--- begin ---

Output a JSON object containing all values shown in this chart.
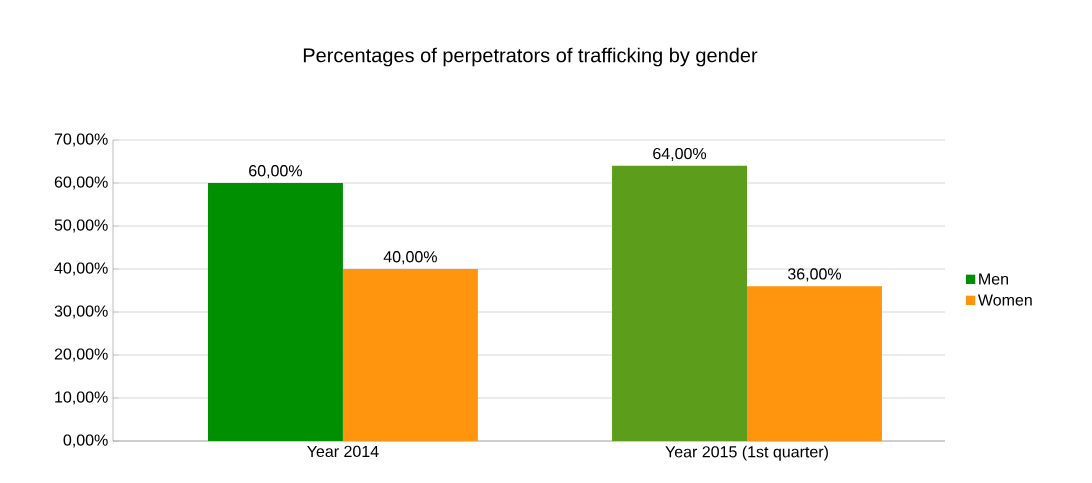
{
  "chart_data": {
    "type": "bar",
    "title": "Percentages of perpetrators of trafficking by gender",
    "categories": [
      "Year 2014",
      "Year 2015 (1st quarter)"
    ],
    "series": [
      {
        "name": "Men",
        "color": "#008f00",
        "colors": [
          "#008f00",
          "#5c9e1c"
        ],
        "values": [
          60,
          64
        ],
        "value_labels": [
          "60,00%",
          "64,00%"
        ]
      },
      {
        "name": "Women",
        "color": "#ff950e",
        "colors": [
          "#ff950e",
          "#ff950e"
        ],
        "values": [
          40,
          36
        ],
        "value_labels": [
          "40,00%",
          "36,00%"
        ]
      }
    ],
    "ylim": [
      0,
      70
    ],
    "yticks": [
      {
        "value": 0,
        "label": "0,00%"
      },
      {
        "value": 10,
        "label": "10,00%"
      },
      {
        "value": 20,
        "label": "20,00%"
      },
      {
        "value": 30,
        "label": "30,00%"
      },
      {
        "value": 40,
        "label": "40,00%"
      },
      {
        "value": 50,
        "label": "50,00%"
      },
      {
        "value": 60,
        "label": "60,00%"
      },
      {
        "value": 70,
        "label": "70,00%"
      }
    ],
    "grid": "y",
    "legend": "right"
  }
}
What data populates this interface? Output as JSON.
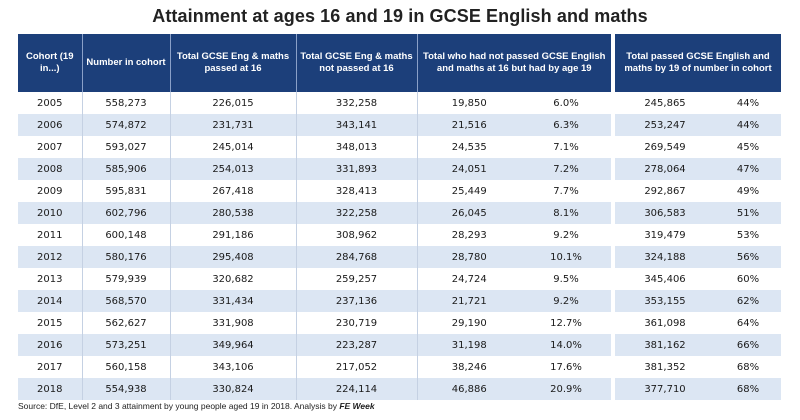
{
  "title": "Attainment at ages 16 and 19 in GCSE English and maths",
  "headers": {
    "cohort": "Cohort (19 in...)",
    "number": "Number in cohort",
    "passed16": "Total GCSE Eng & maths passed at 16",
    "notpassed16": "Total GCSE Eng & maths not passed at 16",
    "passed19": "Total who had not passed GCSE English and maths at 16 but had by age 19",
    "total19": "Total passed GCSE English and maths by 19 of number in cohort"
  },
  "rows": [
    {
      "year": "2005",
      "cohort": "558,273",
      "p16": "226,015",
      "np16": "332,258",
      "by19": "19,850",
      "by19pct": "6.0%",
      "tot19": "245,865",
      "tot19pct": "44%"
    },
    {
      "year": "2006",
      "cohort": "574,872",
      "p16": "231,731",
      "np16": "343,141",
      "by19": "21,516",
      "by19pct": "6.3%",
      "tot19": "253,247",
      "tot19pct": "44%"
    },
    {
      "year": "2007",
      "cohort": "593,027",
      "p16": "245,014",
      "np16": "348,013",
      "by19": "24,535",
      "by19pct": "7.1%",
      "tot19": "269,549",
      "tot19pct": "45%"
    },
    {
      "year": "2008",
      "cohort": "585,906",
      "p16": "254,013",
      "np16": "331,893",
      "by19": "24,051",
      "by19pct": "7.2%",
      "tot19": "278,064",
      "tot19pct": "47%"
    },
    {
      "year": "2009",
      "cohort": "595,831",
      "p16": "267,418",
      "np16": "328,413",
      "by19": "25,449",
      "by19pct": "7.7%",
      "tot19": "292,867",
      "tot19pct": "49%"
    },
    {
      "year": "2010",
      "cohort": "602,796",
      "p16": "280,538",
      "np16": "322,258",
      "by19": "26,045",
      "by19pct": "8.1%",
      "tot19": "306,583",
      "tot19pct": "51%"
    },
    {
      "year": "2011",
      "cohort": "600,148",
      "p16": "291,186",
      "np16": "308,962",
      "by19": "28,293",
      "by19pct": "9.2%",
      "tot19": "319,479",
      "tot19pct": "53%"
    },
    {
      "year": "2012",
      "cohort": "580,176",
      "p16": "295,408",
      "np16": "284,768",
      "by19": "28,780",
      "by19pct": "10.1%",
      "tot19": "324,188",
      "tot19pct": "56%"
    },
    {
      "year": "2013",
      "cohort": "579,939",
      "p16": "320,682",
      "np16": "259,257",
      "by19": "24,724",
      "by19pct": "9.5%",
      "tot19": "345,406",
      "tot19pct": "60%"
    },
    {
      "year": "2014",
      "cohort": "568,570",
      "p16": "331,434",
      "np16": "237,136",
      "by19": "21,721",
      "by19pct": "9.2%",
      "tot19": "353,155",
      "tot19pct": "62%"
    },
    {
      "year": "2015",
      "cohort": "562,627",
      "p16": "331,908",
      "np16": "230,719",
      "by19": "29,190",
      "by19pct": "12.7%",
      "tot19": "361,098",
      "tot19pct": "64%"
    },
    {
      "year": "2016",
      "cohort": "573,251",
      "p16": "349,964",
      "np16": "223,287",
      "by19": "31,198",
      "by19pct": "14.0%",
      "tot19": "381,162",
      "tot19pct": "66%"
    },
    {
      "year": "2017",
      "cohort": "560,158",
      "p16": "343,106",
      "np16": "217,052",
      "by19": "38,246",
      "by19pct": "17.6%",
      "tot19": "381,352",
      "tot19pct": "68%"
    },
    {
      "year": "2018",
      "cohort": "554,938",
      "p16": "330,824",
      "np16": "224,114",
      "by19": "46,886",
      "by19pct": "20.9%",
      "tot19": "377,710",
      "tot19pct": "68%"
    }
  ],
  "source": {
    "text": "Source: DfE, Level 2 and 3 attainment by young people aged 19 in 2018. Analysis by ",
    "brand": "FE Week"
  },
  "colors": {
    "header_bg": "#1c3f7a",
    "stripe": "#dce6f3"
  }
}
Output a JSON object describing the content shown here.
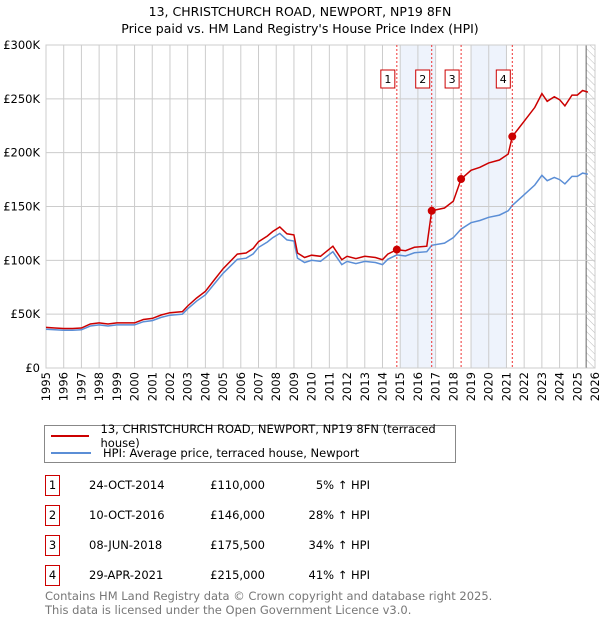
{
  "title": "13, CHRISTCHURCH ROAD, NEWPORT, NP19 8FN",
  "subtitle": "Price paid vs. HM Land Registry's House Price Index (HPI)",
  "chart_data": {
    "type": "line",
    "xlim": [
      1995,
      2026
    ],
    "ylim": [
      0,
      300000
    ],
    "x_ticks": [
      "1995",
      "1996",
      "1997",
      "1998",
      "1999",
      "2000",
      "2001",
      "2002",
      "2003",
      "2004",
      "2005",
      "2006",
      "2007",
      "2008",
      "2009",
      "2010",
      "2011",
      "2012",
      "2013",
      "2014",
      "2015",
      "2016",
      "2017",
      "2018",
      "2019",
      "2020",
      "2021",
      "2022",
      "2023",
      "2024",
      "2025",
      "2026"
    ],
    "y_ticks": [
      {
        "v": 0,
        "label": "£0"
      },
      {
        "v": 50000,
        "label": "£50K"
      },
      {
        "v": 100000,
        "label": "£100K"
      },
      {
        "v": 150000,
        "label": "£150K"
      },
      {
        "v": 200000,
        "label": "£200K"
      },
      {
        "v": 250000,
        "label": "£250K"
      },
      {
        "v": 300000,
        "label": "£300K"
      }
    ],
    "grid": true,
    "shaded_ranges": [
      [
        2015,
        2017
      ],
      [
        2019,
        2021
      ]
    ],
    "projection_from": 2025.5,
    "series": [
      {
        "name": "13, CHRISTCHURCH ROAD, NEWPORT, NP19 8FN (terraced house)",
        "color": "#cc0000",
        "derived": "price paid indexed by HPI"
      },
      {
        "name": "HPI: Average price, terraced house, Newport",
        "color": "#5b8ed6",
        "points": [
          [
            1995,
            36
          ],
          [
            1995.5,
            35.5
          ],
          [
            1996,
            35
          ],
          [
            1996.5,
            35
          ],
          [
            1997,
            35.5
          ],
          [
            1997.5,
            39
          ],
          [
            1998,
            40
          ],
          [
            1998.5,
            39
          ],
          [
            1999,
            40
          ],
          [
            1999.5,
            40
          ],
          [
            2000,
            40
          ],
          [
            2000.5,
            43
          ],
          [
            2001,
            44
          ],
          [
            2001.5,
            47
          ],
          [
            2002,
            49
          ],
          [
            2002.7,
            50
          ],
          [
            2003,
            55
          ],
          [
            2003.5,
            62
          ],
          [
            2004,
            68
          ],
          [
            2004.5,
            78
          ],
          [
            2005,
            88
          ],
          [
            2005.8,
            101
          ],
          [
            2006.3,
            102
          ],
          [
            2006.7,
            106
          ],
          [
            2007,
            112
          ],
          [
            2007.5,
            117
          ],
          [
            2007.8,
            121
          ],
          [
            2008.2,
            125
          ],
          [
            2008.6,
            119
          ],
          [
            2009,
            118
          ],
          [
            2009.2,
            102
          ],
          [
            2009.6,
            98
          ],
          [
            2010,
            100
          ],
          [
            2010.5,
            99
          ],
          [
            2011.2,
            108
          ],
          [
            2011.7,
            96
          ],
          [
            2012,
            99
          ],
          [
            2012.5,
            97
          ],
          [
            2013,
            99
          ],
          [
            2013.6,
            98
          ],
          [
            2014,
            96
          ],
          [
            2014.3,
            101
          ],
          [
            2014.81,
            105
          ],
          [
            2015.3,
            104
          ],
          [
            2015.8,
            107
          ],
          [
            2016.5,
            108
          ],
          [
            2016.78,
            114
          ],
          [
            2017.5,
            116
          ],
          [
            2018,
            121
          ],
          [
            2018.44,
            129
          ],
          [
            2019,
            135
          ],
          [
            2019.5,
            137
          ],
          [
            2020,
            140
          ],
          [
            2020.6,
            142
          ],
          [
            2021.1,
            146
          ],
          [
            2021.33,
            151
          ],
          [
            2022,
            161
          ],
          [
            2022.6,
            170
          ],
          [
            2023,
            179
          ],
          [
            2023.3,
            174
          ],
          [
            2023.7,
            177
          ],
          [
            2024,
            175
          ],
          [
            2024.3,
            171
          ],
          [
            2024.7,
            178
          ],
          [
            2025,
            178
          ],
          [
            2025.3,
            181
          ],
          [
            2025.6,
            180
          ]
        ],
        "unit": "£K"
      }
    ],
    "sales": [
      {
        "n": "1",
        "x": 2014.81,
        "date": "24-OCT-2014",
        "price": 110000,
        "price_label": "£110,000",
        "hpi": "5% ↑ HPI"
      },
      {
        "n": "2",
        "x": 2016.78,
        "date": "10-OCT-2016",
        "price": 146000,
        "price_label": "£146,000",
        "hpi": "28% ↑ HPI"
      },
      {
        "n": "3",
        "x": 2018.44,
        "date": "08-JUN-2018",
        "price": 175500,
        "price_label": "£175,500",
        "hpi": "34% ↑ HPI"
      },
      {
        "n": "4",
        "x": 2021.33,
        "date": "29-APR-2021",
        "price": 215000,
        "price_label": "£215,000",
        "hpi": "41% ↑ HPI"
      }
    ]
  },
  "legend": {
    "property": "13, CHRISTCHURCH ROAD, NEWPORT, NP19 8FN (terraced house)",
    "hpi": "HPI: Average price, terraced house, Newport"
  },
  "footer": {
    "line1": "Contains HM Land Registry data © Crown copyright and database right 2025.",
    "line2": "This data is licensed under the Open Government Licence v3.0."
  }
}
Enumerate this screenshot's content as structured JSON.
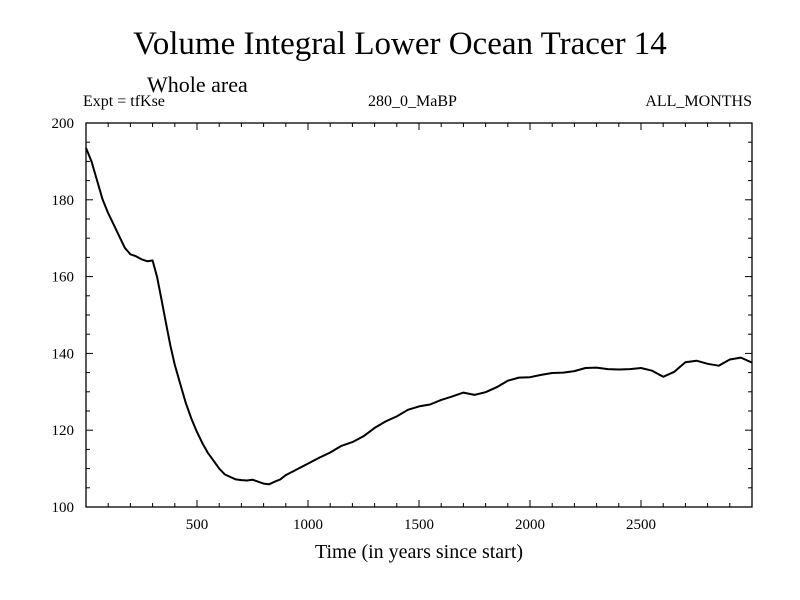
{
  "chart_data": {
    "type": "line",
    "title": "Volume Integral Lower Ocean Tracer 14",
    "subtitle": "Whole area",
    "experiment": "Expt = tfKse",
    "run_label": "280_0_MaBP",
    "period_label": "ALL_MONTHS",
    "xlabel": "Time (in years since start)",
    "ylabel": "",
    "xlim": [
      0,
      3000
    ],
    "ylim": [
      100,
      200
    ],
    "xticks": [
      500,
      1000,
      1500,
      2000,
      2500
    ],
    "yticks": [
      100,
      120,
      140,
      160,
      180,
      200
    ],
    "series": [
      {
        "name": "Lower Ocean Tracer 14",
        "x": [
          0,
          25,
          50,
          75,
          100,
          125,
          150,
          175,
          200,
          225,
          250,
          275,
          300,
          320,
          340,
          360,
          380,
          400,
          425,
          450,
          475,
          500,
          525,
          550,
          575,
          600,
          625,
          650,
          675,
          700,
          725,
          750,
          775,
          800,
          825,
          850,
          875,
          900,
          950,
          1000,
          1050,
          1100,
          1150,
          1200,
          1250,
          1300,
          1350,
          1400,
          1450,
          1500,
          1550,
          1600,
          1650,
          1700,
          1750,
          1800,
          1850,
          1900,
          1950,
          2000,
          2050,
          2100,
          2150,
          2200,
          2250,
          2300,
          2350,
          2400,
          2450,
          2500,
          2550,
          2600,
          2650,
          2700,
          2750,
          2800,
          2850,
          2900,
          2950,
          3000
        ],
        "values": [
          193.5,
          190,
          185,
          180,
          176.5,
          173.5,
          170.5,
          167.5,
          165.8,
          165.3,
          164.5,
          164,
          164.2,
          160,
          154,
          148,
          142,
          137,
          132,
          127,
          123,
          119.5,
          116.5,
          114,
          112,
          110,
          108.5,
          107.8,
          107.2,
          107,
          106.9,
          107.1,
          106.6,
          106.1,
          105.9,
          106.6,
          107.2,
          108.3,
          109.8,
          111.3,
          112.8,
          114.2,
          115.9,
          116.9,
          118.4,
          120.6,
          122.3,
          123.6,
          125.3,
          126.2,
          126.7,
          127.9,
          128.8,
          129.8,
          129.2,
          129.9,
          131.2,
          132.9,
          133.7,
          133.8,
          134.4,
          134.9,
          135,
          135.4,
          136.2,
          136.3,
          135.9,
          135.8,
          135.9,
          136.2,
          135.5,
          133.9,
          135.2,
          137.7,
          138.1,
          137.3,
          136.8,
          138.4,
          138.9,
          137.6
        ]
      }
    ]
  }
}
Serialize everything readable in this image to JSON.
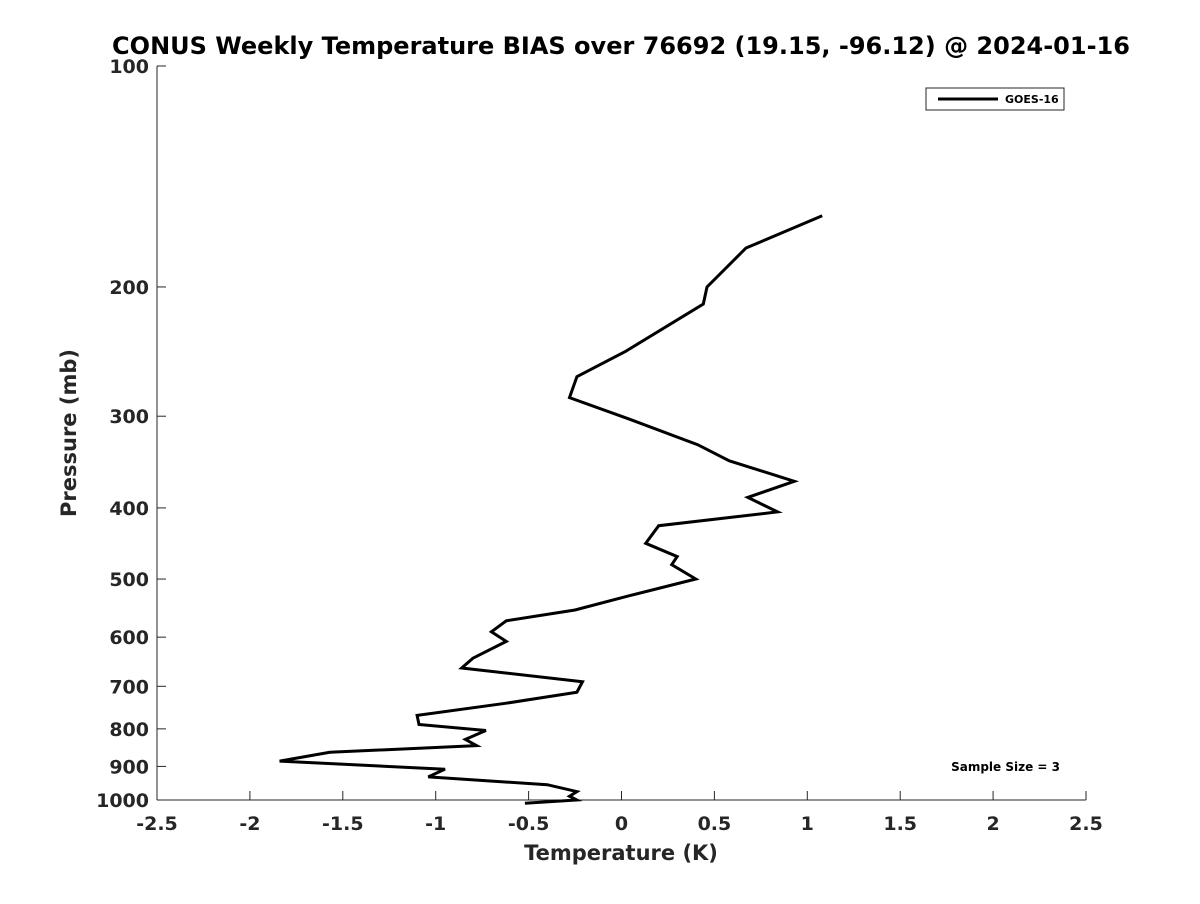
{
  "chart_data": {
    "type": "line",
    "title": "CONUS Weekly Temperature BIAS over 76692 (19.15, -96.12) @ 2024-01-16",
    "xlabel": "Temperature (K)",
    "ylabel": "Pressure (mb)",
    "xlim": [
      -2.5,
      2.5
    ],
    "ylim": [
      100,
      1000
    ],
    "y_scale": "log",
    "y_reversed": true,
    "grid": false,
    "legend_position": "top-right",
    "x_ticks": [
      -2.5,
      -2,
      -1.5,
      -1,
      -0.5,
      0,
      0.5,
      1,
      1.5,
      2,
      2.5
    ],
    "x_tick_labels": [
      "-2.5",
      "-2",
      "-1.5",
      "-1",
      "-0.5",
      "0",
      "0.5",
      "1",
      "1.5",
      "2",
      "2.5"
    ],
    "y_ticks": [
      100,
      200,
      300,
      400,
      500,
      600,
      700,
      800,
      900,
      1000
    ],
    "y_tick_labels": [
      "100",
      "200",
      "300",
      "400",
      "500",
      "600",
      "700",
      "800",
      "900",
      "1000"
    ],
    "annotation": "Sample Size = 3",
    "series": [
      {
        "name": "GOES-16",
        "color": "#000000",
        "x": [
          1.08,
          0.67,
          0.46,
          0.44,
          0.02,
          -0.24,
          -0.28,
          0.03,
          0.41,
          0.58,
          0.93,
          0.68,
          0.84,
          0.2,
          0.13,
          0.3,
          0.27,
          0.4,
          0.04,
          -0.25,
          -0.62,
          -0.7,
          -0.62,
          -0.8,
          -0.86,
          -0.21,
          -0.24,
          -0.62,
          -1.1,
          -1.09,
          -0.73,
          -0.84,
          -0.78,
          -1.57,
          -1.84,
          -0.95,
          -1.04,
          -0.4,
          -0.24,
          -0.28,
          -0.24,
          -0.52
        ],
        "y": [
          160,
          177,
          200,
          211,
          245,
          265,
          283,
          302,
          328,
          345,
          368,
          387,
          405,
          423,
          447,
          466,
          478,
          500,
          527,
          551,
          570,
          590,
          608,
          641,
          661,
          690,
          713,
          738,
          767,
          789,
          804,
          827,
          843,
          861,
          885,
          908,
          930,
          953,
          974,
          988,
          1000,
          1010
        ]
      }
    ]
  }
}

--- end ---

Task prompt
Pick out all lines containing the string "shown".

The result
Output a JSON object containing all values shown in this chart.
Output a JSON object describing the content shown here.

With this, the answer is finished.